start Records for the task
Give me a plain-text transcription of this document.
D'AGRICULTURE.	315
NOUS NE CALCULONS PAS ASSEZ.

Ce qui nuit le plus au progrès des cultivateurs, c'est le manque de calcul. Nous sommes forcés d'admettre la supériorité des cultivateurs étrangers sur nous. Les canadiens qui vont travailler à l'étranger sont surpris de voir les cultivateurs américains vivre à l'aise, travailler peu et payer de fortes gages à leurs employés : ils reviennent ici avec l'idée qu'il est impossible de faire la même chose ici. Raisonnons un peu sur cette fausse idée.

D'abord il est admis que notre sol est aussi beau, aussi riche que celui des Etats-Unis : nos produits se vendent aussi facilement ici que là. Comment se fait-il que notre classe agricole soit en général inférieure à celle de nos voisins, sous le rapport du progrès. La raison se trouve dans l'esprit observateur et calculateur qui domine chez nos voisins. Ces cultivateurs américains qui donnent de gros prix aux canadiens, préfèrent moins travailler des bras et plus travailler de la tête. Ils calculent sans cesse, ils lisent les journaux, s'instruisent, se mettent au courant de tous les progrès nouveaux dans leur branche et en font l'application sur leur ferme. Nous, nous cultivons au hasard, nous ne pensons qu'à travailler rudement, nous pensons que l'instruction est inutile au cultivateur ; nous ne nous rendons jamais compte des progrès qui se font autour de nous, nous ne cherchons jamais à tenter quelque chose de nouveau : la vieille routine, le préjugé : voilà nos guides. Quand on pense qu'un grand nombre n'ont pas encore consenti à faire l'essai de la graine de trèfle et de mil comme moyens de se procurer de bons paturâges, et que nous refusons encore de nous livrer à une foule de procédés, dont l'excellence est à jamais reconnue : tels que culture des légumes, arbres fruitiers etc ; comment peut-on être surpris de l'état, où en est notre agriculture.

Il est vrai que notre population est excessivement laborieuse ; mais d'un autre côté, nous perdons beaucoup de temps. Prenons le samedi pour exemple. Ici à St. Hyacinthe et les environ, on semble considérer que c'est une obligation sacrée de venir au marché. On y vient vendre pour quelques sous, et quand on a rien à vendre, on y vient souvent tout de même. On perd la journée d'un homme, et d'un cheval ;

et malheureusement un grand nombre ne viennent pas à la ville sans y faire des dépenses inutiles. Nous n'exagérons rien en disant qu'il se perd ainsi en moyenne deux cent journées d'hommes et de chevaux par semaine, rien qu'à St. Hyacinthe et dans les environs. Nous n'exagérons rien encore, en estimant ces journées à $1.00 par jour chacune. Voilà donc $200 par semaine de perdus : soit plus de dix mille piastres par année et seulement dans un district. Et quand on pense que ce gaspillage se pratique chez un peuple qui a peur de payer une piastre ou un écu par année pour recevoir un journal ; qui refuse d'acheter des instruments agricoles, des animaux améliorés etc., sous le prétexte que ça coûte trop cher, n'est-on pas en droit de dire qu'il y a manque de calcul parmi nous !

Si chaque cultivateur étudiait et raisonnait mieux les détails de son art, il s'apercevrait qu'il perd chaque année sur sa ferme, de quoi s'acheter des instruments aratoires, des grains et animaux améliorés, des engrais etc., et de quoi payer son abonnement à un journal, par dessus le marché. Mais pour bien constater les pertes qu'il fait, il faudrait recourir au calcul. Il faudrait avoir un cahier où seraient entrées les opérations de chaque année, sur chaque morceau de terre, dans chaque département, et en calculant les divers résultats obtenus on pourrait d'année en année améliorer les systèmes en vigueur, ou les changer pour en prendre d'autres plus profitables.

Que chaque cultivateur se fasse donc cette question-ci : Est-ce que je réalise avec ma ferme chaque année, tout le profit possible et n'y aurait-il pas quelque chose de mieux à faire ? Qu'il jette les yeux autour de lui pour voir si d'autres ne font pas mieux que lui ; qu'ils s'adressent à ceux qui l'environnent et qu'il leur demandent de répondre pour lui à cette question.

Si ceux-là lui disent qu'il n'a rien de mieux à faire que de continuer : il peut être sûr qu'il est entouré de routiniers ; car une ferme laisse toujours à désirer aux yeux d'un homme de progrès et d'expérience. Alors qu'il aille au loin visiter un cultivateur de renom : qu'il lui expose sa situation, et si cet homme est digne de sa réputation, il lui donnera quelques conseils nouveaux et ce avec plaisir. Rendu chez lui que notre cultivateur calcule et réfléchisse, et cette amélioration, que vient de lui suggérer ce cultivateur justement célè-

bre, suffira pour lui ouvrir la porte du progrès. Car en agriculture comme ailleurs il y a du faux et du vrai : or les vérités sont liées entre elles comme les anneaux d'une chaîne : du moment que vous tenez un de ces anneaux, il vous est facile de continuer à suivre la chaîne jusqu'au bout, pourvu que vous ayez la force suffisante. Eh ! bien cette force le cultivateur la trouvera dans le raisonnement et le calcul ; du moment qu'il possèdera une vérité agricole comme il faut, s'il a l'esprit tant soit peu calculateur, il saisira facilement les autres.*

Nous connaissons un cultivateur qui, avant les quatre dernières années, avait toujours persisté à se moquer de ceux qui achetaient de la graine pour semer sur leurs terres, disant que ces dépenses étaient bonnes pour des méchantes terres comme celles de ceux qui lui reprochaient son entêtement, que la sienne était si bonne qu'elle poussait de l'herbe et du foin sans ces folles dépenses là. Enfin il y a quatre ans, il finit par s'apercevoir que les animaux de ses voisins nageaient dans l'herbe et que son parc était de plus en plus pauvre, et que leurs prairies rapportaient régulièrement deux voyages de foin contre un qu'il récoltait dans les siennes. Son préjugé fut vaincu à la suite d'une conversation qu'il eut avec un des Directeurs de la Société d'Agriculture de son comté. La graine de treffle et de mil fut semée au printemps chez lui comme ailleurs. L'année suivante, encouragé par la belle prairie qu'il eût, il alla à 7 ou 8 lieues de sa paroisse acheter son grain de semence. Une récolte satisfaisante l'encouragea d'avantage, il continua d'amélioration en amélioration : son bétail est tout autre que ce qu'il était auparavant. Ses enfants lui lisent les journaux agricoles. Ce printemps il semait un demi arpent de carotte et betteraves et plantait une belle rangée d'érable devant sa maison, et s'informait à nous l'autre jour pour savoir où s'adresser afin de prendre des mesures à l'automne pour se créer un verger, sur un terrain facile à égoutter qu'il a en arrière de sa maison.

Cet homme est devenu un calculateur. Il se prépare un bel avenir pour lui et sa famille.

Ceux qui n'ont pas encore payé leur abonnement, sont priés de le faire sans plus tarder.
end Records for the task
start Records for the task
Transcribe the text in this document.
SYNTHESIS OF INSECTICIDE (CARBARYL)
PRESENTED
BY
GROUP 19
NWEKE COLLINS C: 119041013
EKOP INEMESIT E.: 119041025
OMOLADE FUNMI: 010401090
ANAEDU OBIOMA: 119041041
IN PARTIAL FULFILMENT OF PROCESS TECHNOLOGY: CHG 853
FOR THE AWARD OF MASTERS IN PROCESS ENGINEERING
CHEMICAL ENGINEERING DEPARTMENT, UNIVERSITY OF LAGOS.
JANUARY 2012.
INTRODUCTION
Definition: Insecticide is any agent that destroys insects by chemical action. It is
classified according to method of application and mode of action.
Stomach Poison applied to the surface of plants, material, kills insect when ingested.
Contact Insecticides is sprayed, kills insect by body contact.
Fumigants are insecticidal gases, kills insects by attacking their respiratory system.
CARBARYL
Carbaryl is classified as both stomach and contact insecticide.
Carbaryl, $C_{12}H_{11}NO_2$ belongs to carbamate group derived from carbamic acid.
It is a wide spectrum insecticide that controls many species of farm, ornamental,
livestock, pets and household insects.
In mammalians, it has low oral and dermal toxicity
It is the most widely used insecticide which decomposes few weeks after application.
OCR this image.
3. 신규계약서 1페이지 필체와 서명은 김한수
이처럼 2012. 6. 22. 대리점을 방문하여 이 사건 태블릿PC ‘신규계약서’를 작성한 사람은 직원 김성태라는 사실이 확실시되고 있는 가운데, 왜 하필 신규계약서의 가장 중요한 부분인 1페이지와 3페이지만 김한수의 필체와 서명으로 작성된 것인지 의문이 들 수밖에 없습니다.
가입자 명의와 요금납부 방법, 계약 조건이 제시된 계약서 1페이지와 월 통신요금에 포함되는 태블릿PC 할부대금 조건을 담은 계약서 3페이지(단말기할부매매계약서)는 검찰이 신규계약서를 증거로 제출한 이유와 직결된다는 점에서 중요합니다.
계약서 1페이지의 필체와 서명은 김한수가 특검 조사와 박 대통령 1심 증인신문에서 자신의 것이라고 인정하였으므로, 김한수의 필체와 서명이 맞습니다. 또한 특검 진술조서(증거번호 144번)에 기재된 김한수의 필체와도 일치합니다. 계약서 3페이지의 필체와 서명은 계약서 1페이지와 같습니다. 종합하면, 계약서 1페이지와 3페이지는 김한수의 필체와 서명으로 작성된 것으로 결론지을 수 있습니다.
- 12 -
end Records for the task
**What you are asked to do:** Identify each line in the records above that contains the word "américains", and copy it out in full.

**Right answer:**
Ce qui nuit le plus au progrès des cultivateurs, c'est le manque de calcul. Nous sommes forcés d'admettre la supériorité des cultivateurs étrangers sur nous. Les canadiens qui vont travailler à l'étranger sont surpris de voir les cultivateurs américains vivre à l'aise, travailler peu et payer de fortes gages à leurs employés : ils reviennent ici avec l'idée qu'il est impossible de faire la même chose ici. Raisonnons un peu sur cette fausse idée.
D'abord il est admis que notre sol est aussi beau, aussi riche que celui des Etats-Unis : nos produits se vendent aussi facilement ici que là. Comment se fait-il que notre classe agricole soit en général inférieure à celle de nos voisins, sous le rapport du progrès. La raison se trouve dans l'esprit observateur et calculateur qui domine chez nos voisins. Ces cultivateurs américains qui donnent de gros prix aux canadiens, préfèrent moins travailler des bras et plus travailler de la tête. Ils calculent sans cesse, ils lisent les journaux, s'instruisent, se mettent au courant de tous les progrès nouveaux dans leur branche et en font l'application sur leur ferme. Nous, nous cultivons au hasard, nous ne pensons qu'à travailler rudement, nous pensons que l'instruction est inutile au cultivateur ; nous ne nous rendons jamais compte des progrès qui se font autour de nous, nous ne cherchons jamais à tenter quelque chose de nouveau : la vieille routine, le préjugé : voilà nos guides. Quand on pense qu'un grand nombre n'ont pas encore consenti à faire l'essai de la graine de trèfle et de mil comme moyens de se procurer de bons paturâges, et que nous refusons encore de nous livrer à une foule de procédés, dont l'excellence est à jamais reconnue : tels que culture des légumes, arbres fruitiers etc ; comment peut-on être surpris de l'état, où en est notre agriculture.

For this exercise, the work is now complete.